◆ Input ◆
⟨

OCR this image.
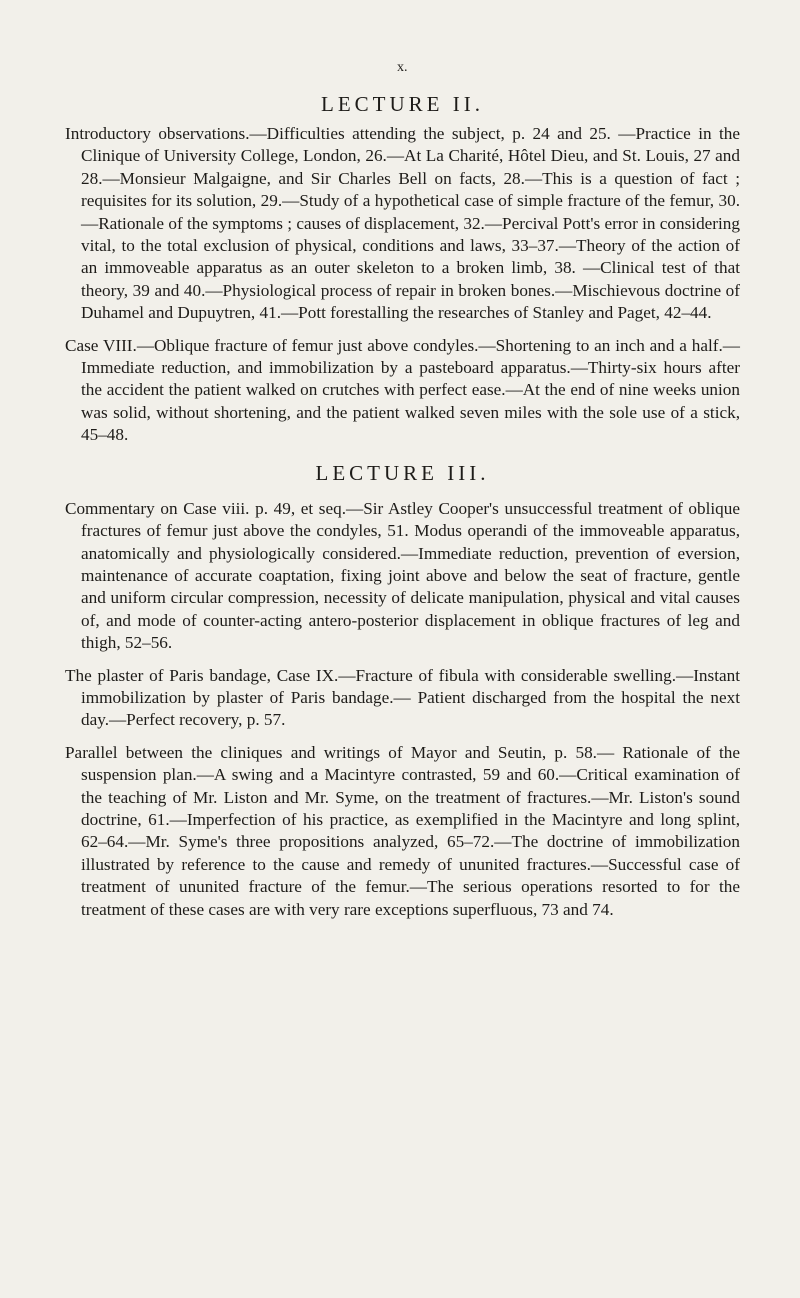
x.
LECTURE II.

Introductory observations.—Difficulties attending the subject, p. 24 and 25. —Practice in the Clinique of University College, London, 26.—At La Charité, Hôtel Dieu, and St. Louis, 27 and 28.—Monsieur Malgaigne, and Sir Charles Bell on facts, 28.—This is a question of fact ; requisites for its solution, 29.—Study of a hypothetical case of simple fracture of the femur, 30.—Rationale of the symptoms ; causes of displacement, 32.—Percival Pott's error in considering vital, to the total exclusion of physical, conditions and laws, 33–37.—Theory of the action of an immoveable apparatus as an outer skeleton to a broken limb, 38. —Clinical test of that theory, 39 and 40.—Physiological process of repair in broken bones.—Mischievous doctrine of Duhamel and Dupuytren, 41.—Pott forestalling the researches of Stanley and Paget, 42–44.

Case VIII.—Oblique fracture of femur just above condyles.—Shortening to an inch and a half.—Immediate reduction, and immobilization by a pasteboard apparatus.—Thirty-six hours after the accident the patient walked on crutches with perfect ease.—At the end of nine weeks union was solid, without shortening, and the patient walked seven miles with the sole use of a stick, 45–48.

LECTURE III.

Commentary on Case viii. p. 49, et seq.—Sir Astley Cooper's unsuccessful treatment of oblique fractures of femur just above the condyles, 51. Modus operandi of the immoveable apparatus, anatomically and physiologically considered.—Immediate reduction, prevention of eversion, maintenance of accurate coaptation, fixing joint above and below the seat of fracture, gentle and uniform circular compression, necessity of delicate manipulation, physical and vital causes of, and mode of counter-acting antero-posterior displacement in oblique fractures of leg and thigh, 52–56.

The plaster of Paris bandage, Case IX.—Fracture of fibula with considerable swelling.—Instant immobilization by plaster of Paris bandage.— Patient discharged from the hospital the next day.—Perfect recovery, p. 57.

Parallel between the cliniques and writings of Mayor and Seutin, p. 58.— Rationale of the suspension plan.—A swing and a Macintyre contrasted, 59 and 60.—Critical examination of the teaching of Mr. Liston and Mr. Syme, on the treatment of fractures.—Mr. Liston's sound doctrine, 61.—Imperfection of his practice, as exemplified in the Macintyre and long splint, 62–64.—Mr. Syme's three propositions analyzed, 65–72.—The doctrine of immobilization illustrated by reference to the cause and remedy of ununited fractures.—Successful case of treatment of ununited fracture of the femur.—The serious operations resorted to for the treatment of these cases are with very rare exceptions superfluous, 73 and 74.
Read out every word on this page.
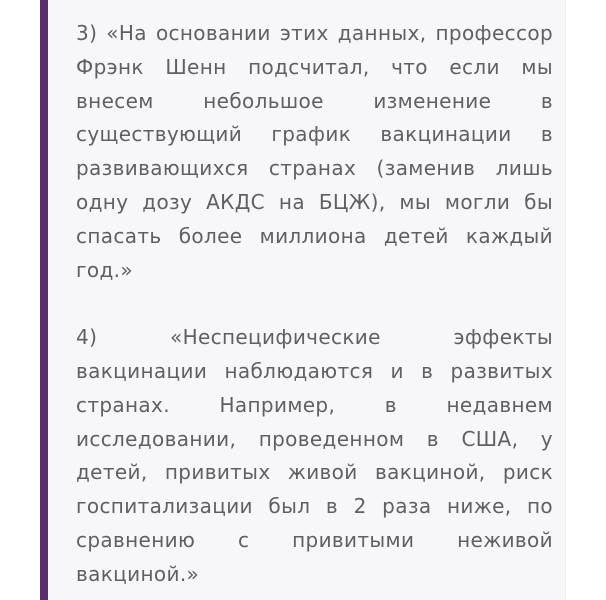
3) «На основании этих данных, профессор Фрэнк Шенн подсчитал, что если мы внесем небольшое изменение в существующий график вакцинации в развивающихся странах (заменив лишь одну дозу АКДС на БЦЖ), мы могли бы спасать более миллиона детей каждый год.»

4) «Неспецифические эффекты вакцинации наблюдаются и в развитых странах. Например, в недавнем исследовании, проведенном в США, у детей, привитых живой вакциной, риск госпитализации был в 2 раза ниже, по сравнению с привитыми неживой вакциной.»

⟩
⟨

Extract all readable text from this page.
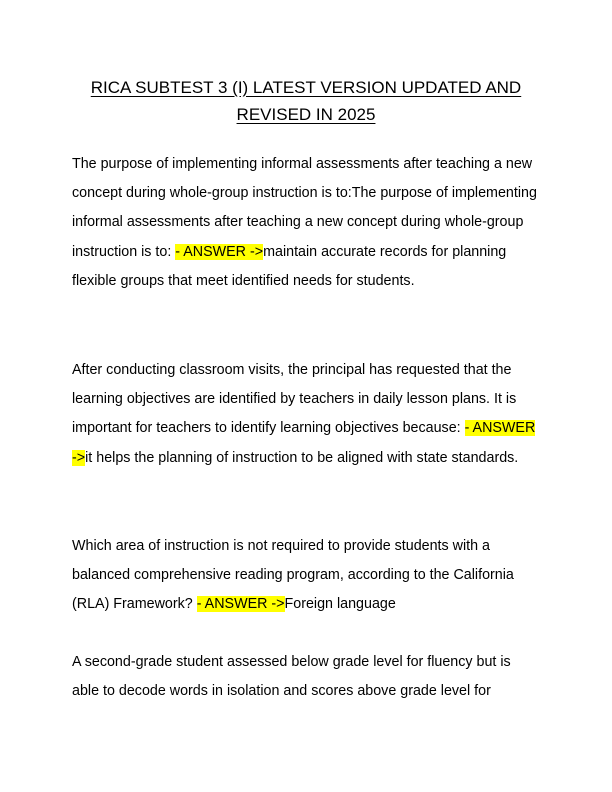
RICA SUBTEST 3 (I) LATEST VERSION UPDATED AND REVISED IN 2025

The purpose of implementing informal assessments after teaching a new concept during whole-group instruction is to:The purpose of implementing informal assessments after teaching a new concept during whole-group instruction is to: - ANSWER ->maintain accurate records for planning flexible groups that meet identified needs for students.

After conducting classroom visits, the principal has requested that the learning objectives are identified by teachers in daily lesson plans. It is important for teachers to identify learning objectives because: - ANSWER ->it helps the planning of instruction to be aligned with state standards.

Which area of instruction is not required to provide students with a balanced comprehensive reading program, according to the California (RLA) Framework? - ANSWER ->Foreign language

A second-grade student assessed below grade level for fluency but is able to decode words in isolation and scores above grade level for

⟩

◆ Aim of the exercise ◆
Across the entries, how many lines contain "just"? Reply with the number only.

◆ Exercise response ◆
2